▶ [Assignment] Could you filter the records below down to the lines that include the word "patients"?

===== The records =====

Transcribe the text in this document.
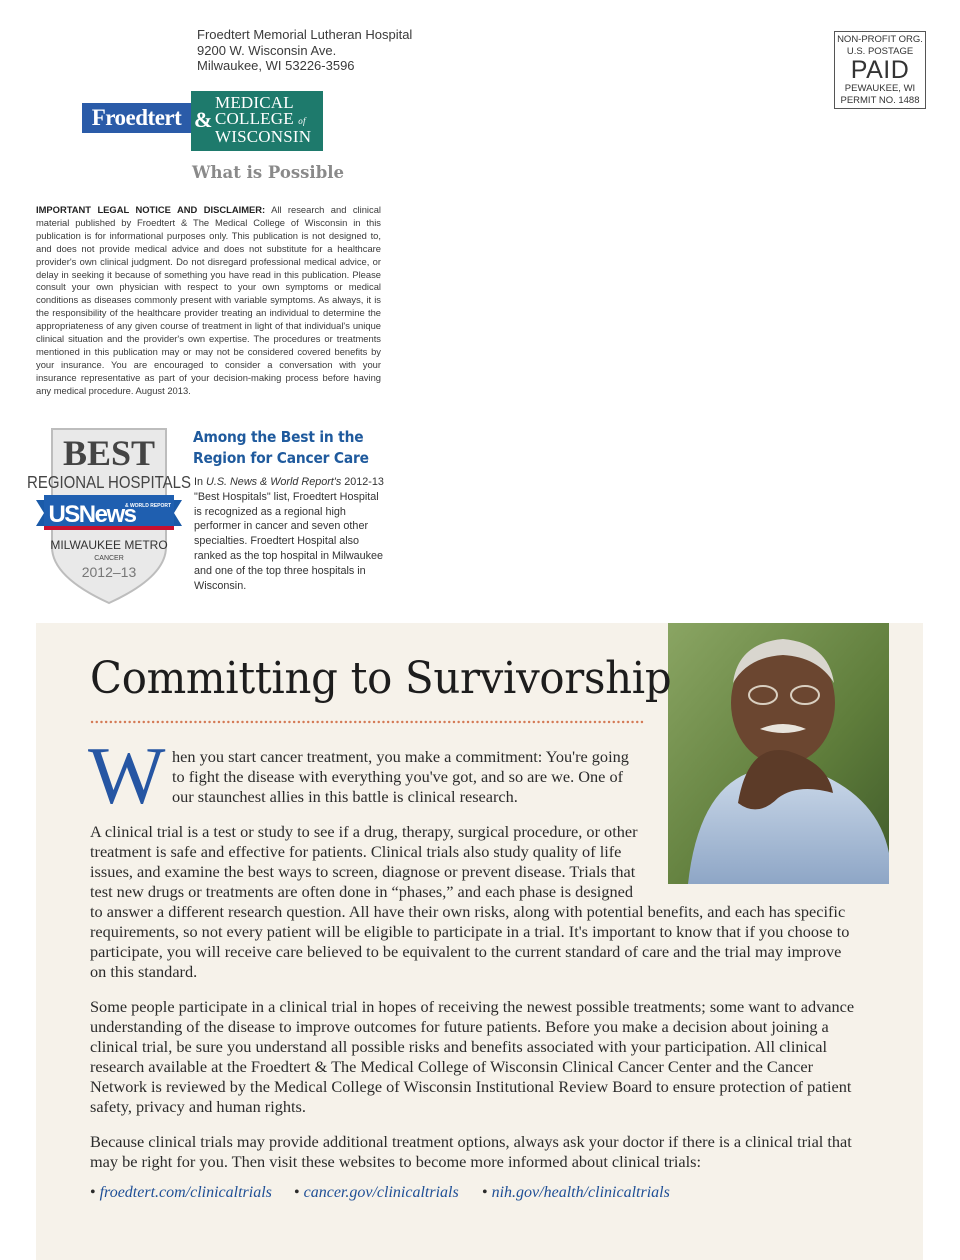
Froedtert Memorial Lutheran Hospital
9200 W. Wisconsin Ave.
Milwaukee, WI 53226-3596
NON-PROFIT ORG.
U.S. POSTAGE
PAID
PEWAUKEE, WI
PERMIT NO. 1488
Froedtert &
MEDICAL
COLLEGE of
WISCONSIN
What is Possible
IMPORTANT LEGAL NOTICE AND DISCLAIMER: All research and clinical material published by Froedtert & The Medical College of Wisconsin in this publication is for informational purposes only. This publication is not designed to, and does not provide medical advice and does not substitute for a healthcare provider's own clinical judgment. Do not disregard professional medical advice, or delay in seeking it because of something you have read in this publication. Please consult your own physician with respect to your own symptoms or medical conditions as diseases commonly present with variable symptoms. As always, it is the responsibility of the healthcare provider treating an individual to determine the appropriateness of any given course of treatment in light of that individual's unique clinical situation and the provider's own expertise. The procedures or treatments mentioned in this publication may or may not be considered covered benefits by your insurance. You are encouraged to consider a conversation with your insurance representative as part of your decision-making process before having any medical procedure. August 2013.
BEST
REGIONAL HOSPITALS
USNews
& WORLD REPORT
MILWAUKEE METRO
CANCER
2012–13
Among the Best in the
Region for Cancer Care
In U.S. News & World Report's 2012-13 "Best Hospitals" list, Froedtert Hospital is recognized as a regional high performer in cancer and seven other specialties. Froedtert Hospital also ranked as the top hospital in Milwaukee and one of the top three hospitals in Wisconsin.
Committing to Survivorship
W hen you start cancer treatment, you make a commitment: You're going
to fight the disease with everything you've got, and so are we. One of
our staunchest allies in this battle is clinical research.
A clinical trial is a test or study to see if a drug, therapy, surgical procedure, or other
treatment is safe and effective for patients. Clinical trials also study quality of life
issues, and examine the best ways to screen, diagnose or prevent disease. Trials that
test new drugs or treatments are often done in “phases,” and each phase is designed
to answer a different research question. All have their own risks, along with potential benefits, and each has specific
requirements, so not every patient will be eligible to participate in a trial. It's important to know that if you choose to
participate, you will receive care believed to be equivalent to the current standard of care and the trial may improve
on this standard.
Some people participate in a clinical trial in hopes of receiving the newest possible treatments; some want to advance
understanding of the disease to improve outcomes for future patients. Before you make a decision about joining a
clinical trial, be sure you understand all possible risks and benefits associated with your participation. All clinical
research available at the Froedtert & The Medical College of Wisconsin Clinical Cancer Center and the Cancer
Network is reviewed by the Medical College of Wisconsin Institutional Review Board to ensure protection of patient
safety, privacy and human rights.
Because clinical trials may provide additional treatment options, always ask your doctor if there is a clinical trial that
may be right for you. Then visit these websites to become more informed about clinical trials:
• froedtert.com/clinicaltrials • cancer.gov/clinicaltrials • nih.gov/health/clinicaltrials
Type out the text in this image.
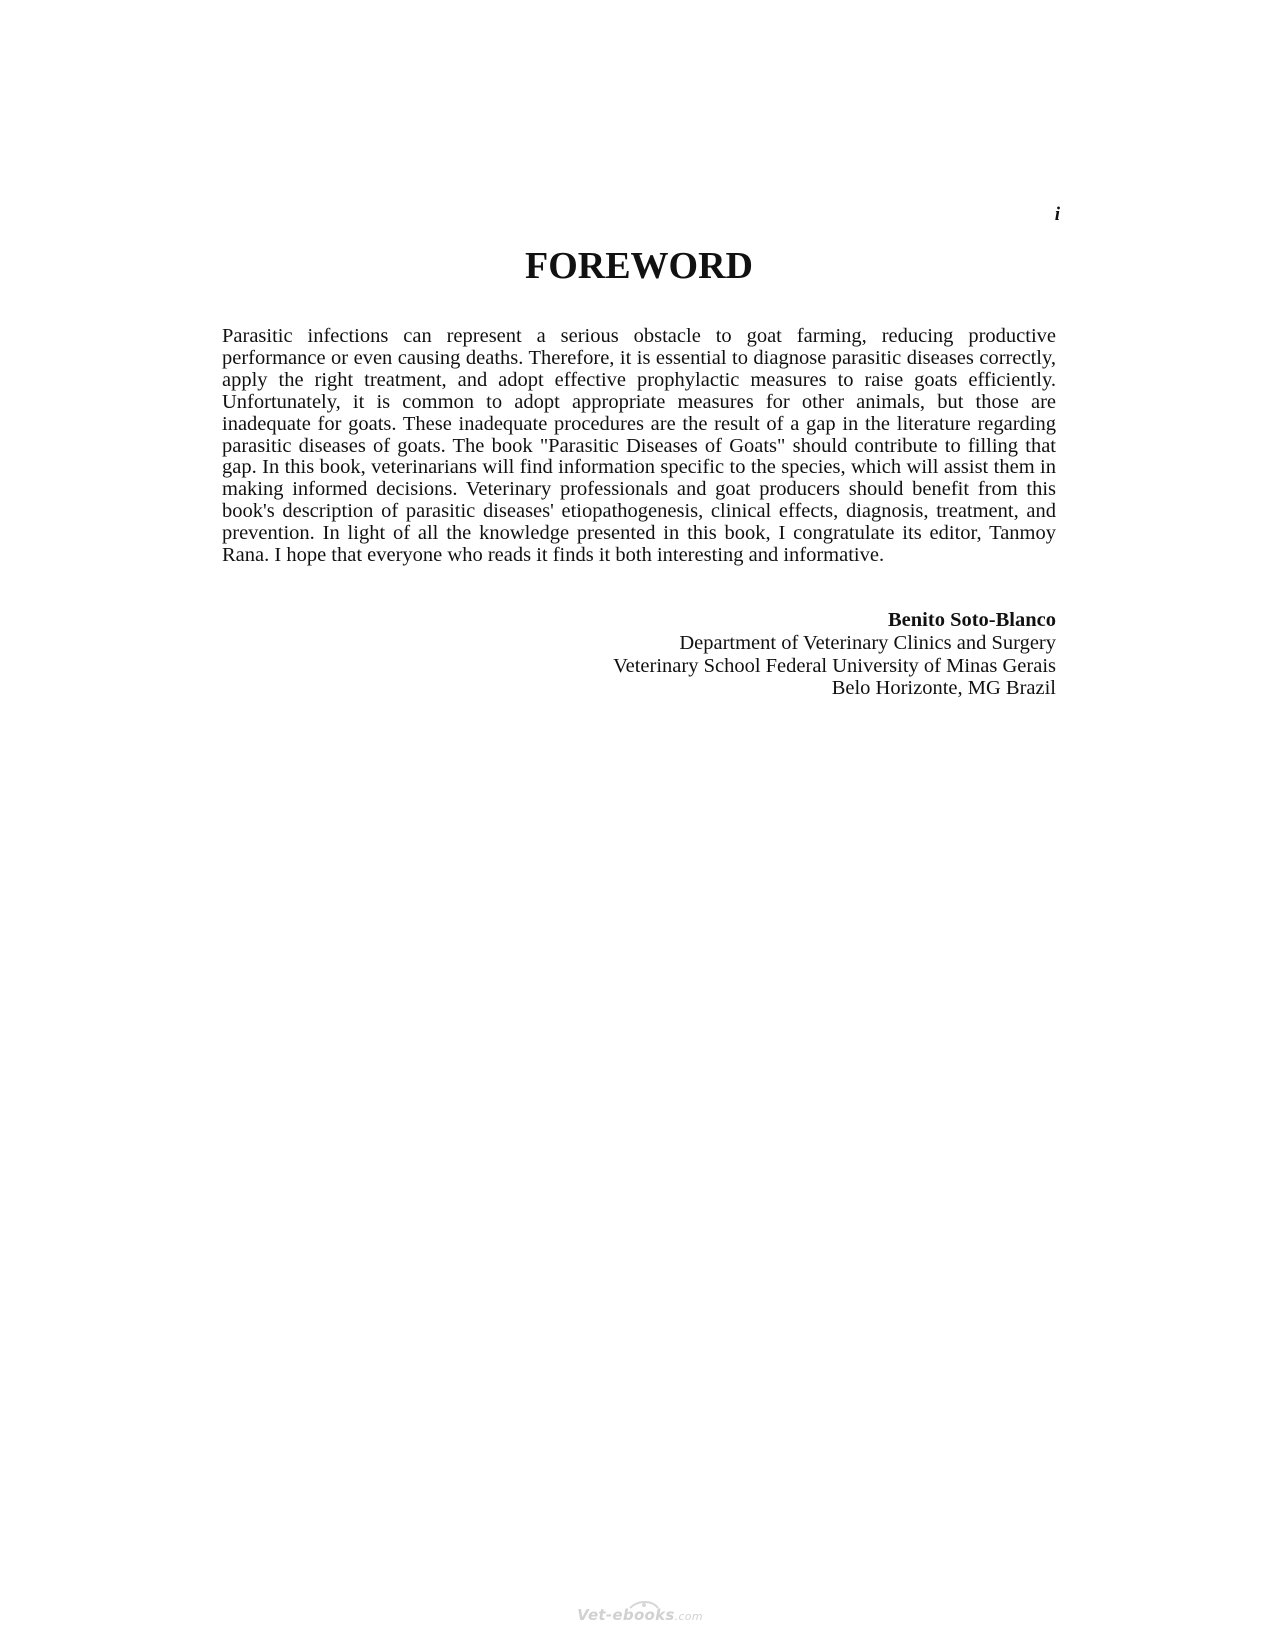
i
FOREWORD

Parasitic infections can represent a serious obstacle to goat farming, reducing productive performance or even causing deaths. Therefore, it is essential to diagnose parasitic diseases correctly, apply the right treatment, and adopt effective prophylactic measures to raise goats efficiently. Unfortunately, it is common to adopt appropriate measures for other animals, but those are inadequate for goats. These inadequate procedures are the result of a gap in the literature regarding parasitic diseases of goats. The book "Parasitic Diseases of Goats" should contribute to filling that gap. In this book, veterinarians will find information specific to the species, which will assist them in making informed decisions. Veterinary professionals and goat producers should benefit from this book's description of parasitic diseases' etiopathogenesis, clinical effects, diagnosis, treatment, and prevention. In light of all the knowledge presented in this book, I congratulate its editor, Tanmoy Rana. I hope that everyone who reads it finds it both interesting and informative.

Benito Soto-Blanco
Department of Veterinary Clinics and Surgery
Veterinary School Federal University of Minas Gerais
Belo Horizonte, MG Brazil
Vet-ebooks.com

=====

▶ [Response]
treatment is safe and effective for patients. Clinical trials also study quality of life
understanding of the disease to improve outcomes for future patients. Before you make a decision about joining a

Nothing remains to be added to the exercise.